Stored data:
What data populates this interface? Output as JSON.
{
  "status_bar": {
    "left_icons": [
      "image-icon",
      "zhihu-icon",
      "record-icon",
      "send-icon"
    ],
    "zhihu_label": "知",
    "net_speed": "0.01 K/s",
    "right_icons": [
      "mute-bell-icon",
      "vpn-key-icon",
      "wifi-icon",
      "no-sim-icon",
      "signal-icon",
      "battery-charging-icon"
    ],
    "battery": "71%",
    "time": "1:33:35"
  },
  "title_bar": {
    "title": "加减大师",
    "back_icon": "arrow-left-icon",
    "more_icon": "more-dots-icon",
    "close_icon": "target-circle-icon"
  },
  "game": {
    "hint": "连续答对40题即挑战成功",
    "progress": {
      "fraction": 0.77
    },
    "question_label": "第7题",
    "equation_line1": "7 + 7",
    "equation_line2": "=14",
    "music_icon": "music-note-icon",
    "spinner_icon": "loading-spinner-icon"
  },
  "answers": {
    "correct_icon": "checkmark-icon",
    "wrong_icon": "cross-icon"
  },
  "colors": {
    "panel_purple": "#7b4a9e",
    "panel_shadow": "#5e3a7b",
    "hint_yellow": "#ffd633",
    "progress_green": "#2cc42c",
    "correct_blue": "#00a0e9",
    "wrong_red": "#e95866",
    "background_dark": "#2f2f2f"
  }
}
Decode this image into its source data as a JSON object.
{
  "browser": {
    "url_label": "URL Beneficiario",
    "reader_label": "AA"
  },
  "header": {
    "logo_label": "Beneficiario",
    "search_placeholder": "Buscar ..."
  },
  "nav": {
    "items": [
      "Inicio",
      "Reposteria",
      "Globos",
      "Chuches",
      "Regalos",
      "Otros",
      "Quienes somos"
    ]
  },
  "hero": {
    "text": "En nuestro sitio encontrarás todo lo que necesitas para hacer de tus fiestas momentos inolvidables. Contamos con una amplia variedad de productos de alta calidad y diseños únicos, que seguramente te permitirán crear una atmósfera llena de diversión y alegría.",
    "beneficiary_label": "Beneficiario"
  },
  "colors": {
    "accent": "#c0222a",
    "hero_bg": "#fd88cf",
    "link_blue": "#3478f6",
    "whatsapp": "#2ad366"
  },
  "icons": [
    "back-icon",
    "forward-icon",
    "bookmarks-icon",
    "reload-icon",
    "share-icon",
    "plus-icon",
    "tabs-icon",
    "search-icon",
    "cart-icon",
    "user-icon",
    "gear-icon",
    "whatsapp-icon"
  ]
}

What is asked: Report all lines of the material that contain the word "this".

Result of the task:
What data populates this interface? Output as JSON.
Decode this image into its source data as a JSON object.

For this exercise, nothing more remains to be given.